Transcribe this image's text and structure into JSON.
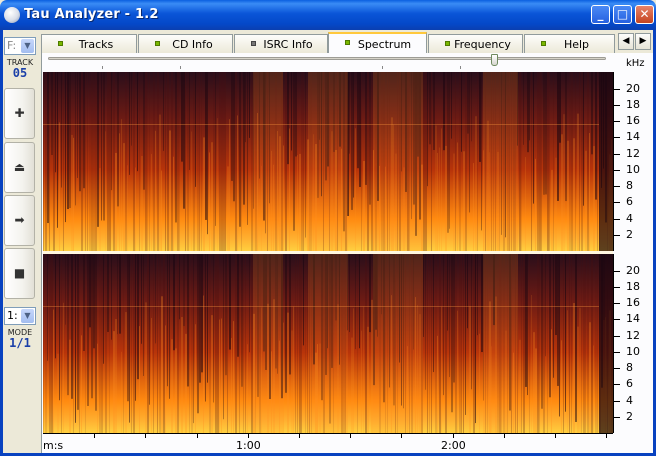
{
  "window": {
    "title": "Tau Analyzer - 1.2",
    "controls": {
      "minimize": "_",
      "maximize": "□",
      "close": "✕"
    }
  },
  "left_panel": {
    "drive_select": {
      "value": "F:"
    },
    "track_label": "TRACK",
    "track_number": "05",
    "buttons": [
      {
        "name": "add-button",
        "icon": "plus-icon",
        "glyph": "✚"
      },
      {
        "name": "eject-button",
        "icon": "eject-icon",
        "glyph": "⏏"
      },
      {
        "name": "play-button",
        "icon": "arrow-right-icon",
        "glyph": "➡"
      },
      {
        "name": "stop-button",
        "icon": "stop-icon",
        "glyph": "■"
      }
    ],
    "mode_select": {
      "value": "1:"
    },
    "mode_label": "MODE",
    "mode_value": "1/1"
  },
  "tabs": [
    {
      "label": "Tracks",
      "led": "green",
      "active": false
    },
    {
      "label": "CD Info",
      "led": "green",
      "active": false
    },
    {
      "label": "ISRC Info",
      "led": "gray",
      "active": false
    },
    {
      "label": "Spectrum",
      "led": "green",
      "active": true
    },
    {
      "label": "Frequency",
      "led": "green",
      "active": false
    },
    {
      "label": "Help",
      "led": "green",
      "active": false
    }
  ],
  "tab_nav": {
    "prev": "◀",
    "next": "▶"
  },
  "spectrum": {
    "unit_label": "kHz",
    "y_ticks_khz": [
      "20",
      "18",
      "16",
      "14",
      "12",
      "10",
      "8",
      "6",
      "4",
      "2"
    ],
    "x_axis_label": "m:s",
    "x_ticks": [
      "1:00",
      "2:00"
    ],
    "zoom_slider_fraction": 0.8,
    "channels": [
      "left",
      "right"
    ],
    "colors": {
      "dark": "#2a0e1a",
      "mid": "#b8340a",
      "bright": "#ff8a10",
      "hot": "#ffd040"
    }
  }
}
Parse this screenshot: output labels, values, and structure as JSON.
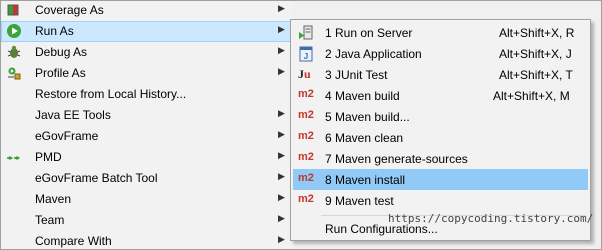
{
  "main_menu": {
    "items": [
      {
        "label": "Coverage As",
        "has_submenu": true,
        "icon": "coverage-icon"
      },
      {
        "label": "Run As",
        "has_submenu": true,
        "icon": "run-icon",
        "highlighted": true
      },
      {
        "label": "Debug As",
        "has_submenu": true,
        "icon": "debug-icon"
      },
      {
        "label": "Profile As",
        "has_submenu": true,
        "icon": "profile-icon"
      },
      {
        "label": "Restore from Local History...",
        "has_submenu": false,
        "icon": ""
      },
      {
        "label": "Java EE Tools",
        "has_submenu": true,
        "icon": ""
      },
      {
        "label": "eGovFrame",
        "has_submenu": true,
        "icon": ""
      },
      {
        "label": "PMD",
        "has_submenu": true,
        "icon": "pmd-icon"
      },
      {
        "label": "eGovFrame Batch Tool",
        "has_submenu": true,
        "icon": ""
      },
      {
        "label": "Maven",
        "has_submenu": true,
        "icon": ""
      },
      {
        "label": "Team",
        "has_submenu": true,
        "icon": ""
      },
      {
        "label": "Compare With",
        "has_submenu": true,
        "icon": ""
      }
    ]
  },
  "sub_menu": {
    "items": [
      {
        "label": "1 Run on Server",
        "accel": "Alt+Shift+X, R",
        "icon": "server-icon"
      },
      {
        "label": "2 Java Application",
        "accel": "Alt+Shift+X, J",
        "icon": "java-app-icon"
      },
      {
        "label": "3 JUnit Test",
        "accel": "Alt+Shift+X, T",
        "icon": "junit-icon"
      },
      {
        "label": "4 Maven build",
        "accel": "Alt+Shift+X, M",
        "icon": "m2-icon"
      },
      {
        "label": "5 Maven build...",
        "accel": "",
        "icon": "m2-icon"
      },
      {
        "label": "6 Maven clean",
        "accel": "",
        "icon": "m2-icon"
      },
      {
        "label": "7 Maven generate-sources",
        "accel": "",
        "icon": "m2-icon"
      },
      {
        "label": "8 Maven install",
        "accel": "",
        "icon": "m2-icon",
        "highlighted": true
      },
      {
        "label": "9 Maven test",
        "accel": "",
        "icon": "m2-icon"
      }
    ],
    "footer_item": "Run Configurations...",
    "m2_text": "m2",
    "ju_text": "Ju"
  },
  "watermark": "https://copycoding.tistory.com/",
  "colors": {
    "highlight_main": "#cce8ff",
    "highlight_sub": "#91c9f7",
    "m2_red": "#c0392b"
  }
}
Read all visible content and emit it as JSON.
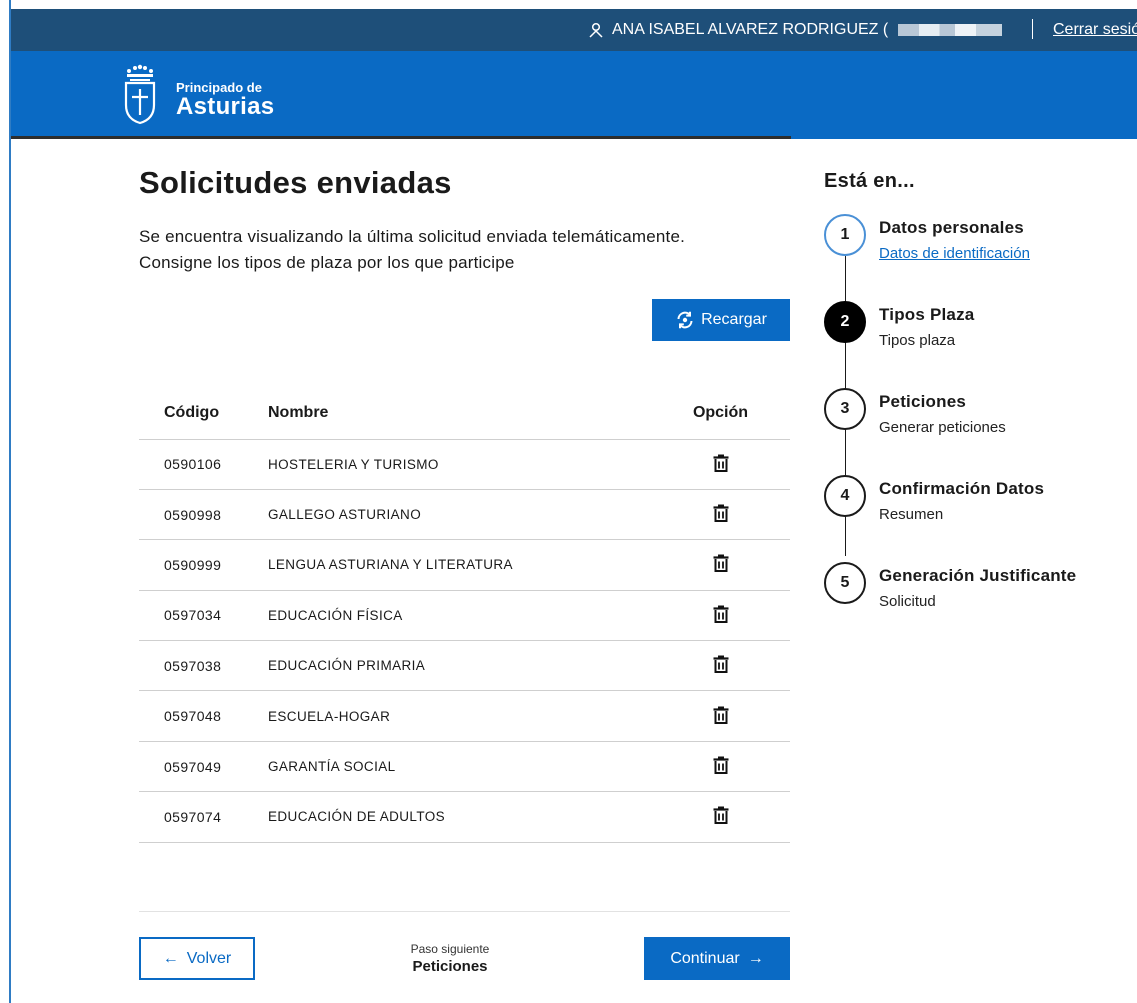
○ ○ ○
Reproduce all entries without any change, and omit the pictures.

Transcribe this image's text and structure into JSON.
{
  "window": {
    "title": "Tau Analyzer - 1.2",
    "controls": {
      "minimize": "_",
      "maximize": "□",
      "close": "✕"
    }
  },
  "left_panel": {
    "drive_select": {
      "value": "F:"
    },
    "track_label": "TRACK",
    "track_number": "05",
    "buttons": [
      {
        "name": "add-button",
        "icon": "plus-icon",
        "glyph": "✚"
      },
      {
        "name": "eject-button",
        "icon": "eject-icon",
        "glyph": "⏏"
      },
      {
        "name": "play-button",
        "icon": "arrow-right-icon",
        "glyph": "➡"
      },
      {
        "name": "stop-button",
        "icon": "stop-icon",
        "glyph": "■"
      }
    ],
    "mode_select": {
      "value": "1:"
    },
    "mode_label": "MODE",
    "mode_value": "1/1"
  },
  "tabs": [
    {
      "label": "Tracks",
      "led": "green",
      "active": false
    },
    {
      "label": "CD Info",
      "led": "green",
      "active": false
    },
    {
      "label": "ISRC Info",
      "led": "gray",
      "active": false
    },
    {
      "label": "Spectrum",
      "led": "green",
      "active": true
    },
    {
      "label": "Frequency",
      "led": "green",
      "active": false
    },
    {
      "label": "Help",
      "led": "green",
      "active": false
    }
  ],
  "tab_nav": {
    "prev": "◀",
    "next": "▶"
  },
  "spectrum": {
    "unit_label": "kHz",
    "y_ticks_khz": [
      "20",
      "18",
      "16",
      "14",
      "12",
      "10",
      "8",
      "6",
      "4",
      "2"
    ],
    "x_axis_label": "m:s",
    "x_ticks": [
      "1:00",
      "2:00"
    ],
    "zoom_slider_fraction": 0.8,
    "channels": [
      "left",
      "right"
    ],
    "colors": {
      "dark": "#2a0e1a",
      "mid": "#b8340a",
      "bright": "#ff8a10",
      "hot": "#ffd040"
    }
  }
}
Parse this screenshot: output labels, values, and structure as JSON.
{
  "main_menu": {
    "items": [
      {
        "label": "Coverage As",
        "has_submenu": true,
        "icon": "coverage-icon"
      },
      {
        "label": "Run As",
        "has_submenu": true,
        "icon": "run-icon",
        "highlighted": true
      },
      {
        "label": "Debug As",
        "has_submenu": true,
        "icon": "debug-icon"
      },
      {
        "label": "Profile As",
        "has_submenu": true,
        "icon": "profile-icon"
      },
      {
        "label": "Restore from Local History...",
        "has_submenu": false,
        "icon": ""
      },
      {
        "label": "Java EE Tools",
        "has_submenu": true,
        "icon": ""
      },
      {
        "label": "eGovFrame",
        "has_submenu": true,
        "icon": ""
      },
      {
        "label": "PMD",
        "has_submenu": true,
        "icon": "pmd-icon"
      },
      {
        "label": "eGovFrame Batch Tool",
        "has_submenu": true,
        "icon": ""
      },
      {
        "label": "Maven",
        "has_submenu": true,
        "icon": ""
      },
      {
        "label": "Team",
        "has_submenu": true,
        "icon": ""
      },
      {
        "label": "Compare With",
        "has_submenu": true,
        "icon": ""
      }
    ]
  },
  "sub_menu": {
    "items": [
      {
        "label": "1 Run on Server",
        "accel": "Alt+Shift+X, R",
        "icon": "server-icon"
      },
      {
        "label": "2 Java Application",
        "accel": "Alt+Shift+X, J",
        "icon": "java-app-icon"
      },
      {
        "label": "3 JUnit Test",
        "accel": "Alt+Shift+X, T",
        "icon": "junit-icon"
      },
      {
        "label": "4 Maven build",
        "accel": "Alt+Shift+X, M",
        "icon": "m2-icon"
      },
      {
        "label": "5 Maven build...",
        "accel": "",
        "icon": "m2-icon"
      },
      {
        "label": "6 Maven clean",
        "accel": "",
        "icon": "m2-icon"
      },
      {
        "label": "7 Maven generate-sources",
        "accel": "",
        "icon": "m2-icon"
      },
      {
        "label": "8 Maven install",
        "accel": "",
        "icon": "m2-icon",
        "highlighted": true
      },
      {
        "label": "9 Maven test",
        "accel": "",
        "icon": "m2-icon"
      }
    ],
    "footer_item": "Run Configurations...",
    "m2_text": "m2",
    "ju_text": "Ju"
  },
  "watermark": "https://copycoding.tistory.com/",
  "colors": {
    "highlight_main": "#cce8ff",
    "highlight_sub": "#91c9f7",
    "m2_red": "#c0392b"
  }
}
Read all visible content and emit it as JSON.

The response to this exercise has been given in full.